**PROBLEM:** Retype the passage of the Trac development discussion below that begins with the words "so, thanks for" and ends after the words "of the exercise.". Keep every character unchanged.

**EXTRACT PROVIDED:**

I've started to experiment about "object" relations when working on the
#31 topic (ticket-links branch on t.e.o), and as I currently see it, the
relations would be better kept as properties on the dependent object
(i.e. a ticket would have a "project" property linking to the id of the
project resource).
I think what should help in moving this forward is:
- A coherent description of the state of things today (my questions above)
- Some organization in the docs to avoid the spaghetti-sensation I
experienced
- An operative plan to implement the generic DB-schema and
ObjectModel, that is clear enough to supply pointers to contributors
who are interested in working on this (for example, I'm interested in
working on user management, and am willing to do extra in order to
make the generic stuff happen).
If such a plan doesn't already exist in some way or another, I guess
this is an opportunity to form that plan and discuss it.
It's all open. We could develop that here on Trac-Dev, or on a Wiki
page. But what is really needed is to get started coding, as only this
can validate or invalidate the assumptions I made in those various notes.
I think that, ultimately, there should be the following resources on
t.e.o to track this endeavor:
- Proposal-wiki-pages describing the *chosen* design of: Generic DB
schema, Generic object model, Multi-project support (with historical
ideas, discussions and brainstorming conveniently hidden in sub-wiki's
under these proposals (or better yet, if it existed - another "facet",
like discussions, or brainstorming)).
- A dedicated milestone ("Generic Trac") with the operative plan as
its description.
- Assigning existing relevant tickets to this milestone, and creating
new relevant tickets under this milestone.
there are really lots of tickets that are relevant, so it might be
useful to select a handful as leading use-cases and include them in
the above operative plan.
Well, yes, there are lots of tickets about this. I don't think moving
those to a new milestone is a good idea. Better use keywords. Most of
the relevant tickets already have the tracobject keyword, we could use
the generic keyword to tag those which can be used to bootstrap the effort.
The GenericTrac page can be used for the chosen design, but for now
there's nothing "chosen", we need to experiment first.
And maybe what is needed to get a good overview and summary is just
*another point of view* (hint, hint).
I'll finish with a little off-topic remark on the method of discussing
proposals:
if I read the wiki correctly, it appears that discussions took place
directly within the wiki, by editing the content.
this seems somewhat uncomfortable as compared to mailing list threads
or ticket comments,
since I don't get notifications for wiki-updates (no cc on wiki's),
and it's not as trivial to track who changed what and why.
For the edits on the wiki, It's easy: they were mainly written by me ;-)
The discussion on Trac-Dev could never happen so far, as it was
"trolled" many times by comments like "-1", "this is a bad idea" and the
like. I think this won't happen again, as the people behind those
comments have not contributed anything to the project in years and it
would be very bold from them to just jump in now to try to derail this
effort. You never know, but if this happens, just ignore it. What we
need is a rationale development discussion, just as it often happen on
tickets, not hand waving.
don't read this as a complaint, but as a use-case for the generic
object model, combined with the tabbed views concept (e.g. wiki's
should also have cc-fields, and a discussion view (facet? :-) ), that
can exist "behind" the "current content").
so, thanks for reading up to here,
and I hope this will help make stuff happen!
That would be a pleasure!
(there are numerous multi-year-old defects and enhancements that can
be solved if we do this right!)
I'm glad you realize that, as this is the whole point of the exercise.

**STUDY MATERIAL:**
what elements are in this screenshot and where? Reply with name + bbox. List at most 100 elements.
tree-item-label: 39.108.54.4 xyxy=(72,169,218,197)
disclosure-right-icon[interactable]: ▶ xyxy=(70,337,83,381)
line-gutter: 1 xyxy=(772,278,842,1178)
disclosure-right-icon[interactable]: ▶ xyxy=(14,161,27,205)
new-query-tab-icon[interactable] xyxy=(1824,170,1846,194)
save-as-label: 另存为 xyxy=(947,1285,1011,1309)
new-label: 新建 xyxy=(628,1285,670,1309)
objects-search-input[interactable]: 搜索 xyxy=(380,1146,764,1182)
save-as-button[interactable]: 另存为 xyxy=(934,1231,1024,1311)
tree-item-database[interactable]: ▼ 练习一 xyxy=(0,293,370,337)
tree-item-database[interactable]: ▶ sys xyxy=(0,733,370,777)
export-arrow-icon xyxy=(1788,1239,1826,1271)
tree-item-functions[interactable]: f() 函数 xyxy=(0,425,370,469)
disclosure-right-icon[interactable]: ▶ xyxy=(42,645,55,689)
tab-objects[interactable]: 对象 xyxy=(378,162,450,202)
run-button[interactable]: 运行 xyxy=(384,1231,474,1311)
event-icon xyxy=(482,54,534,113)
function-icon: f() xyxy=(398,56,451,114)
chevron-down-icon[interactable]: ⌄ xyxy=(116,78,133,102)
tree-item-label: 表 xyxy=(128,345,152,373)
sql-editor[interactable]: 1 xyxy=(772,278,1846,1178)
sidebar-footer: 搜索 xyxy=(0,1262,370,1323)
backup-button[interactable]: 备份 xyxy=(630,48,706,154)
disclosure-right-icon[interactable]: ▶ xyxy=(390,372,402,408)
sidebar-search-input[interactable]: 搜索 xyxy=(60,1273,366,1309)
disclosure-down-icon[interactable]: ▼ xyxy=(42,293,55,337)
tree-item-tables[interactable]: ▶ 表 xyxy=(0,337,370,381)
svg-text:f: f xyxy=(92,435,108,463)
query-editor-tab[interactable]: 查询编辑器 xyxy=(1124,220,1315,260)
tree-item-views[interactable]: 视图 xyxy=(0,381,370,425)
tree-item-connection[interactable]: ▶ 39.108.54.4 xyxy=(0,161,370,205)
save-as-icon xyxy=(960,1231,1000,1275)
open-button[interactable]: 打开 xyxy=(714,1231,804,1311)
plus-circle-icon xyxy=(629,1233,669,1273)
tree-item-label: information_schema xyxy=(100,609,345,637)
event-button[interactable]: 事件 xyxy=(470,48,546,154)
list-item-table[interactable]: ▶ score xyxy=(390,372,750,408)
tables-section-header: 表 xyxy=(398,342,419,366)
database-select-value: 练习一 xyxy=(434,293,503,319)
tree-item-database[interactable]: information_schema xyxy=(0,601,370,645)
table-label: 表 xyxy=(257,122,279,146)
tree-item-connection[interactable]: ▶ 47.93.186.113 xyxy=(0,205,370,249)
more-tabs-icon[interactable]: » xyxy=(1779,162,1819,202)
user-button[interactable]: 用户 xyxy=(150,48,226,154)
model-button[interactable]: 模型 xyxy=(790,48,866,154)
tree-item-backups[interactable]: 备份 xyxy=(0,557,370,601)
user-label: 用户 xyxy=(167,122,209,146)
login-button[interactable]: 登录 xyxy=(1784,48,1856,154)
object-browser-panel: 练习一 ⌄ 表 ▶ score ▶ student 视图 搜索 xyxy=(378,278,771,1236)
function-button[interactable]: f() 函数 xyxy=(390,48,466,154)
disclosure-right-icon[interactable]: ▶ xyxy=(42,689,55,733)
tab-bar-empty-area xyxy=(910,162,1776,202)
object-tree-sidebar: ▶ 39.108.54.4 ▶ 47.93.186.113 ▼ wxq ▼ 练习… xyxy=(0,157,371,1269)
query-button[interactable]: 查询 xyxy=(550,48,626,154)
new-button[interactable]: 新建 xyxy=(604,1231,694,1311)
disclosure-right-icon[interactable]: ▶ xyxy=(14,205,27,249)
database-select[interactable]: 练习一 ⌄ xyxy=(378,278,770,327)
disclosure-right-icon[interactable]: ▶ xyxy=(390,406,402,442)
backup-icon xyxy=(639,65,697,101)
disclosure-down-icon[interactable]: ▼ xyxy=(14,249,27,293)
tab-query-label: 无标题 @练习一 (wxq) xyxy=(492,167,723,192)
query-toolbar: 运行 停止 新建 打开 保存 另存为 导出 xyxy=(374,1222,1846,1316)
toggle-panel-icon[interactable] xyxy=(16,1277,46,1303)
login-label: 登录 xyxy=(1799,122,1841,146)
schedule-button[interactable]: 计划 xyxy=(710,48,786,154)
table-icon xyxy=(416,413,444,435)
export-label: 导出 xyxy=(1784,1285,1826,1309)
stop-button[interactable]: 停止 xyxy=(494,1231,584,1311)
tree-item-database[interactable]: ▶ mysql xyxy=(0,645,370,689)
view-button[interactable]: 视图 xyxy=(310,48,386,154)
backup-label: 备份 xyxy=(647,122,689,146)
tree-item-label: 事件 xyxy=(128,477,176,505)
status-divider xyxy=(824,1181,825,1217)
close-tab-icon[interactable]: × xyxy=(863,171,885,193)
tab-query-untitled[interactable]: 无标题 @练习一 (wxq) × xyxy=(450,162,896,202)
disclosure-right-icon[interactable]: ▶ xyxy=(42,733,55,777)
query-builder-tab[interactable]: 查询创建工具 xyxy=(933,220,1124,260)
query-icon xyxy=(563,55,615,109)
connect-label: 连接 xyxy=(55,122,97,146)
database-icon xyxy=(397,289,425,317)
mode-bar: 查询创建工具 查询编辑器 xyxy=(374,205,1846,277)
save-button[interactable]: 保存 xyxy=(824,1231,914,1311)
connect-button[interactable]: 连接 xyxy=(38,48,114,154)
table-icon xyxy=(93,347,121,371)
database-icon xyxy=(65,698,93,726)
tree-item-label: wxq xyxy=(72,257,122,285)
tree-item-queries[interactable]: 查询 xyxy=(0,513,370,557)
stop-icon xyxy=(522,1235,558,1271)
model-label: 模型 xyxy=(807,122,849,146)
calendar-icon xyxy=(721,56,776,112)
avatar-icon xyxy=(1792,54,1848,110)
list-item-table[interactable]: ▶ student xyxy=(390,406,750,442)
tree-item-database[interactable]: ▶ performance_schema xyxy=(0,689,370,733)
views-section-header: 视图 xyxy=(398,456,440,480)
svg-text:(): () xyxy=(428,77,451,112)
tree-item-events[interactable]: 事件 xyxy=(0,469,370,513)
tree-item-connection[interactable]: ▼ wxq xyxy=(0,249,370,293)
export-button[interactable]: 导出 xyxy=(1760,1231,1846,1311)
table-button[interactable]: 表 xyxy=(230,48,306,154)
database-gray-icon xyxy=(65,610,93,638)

**ANSWER SPACE:**
so, thanks for reading up to here,
and I hope this will help make stuff happen!
That would be a pleasure!
(there are numerous multi-year-old defects and enhancements that can
be solved if we do this right!)
I'm glad you realize that, as this is the whole point of the exercise.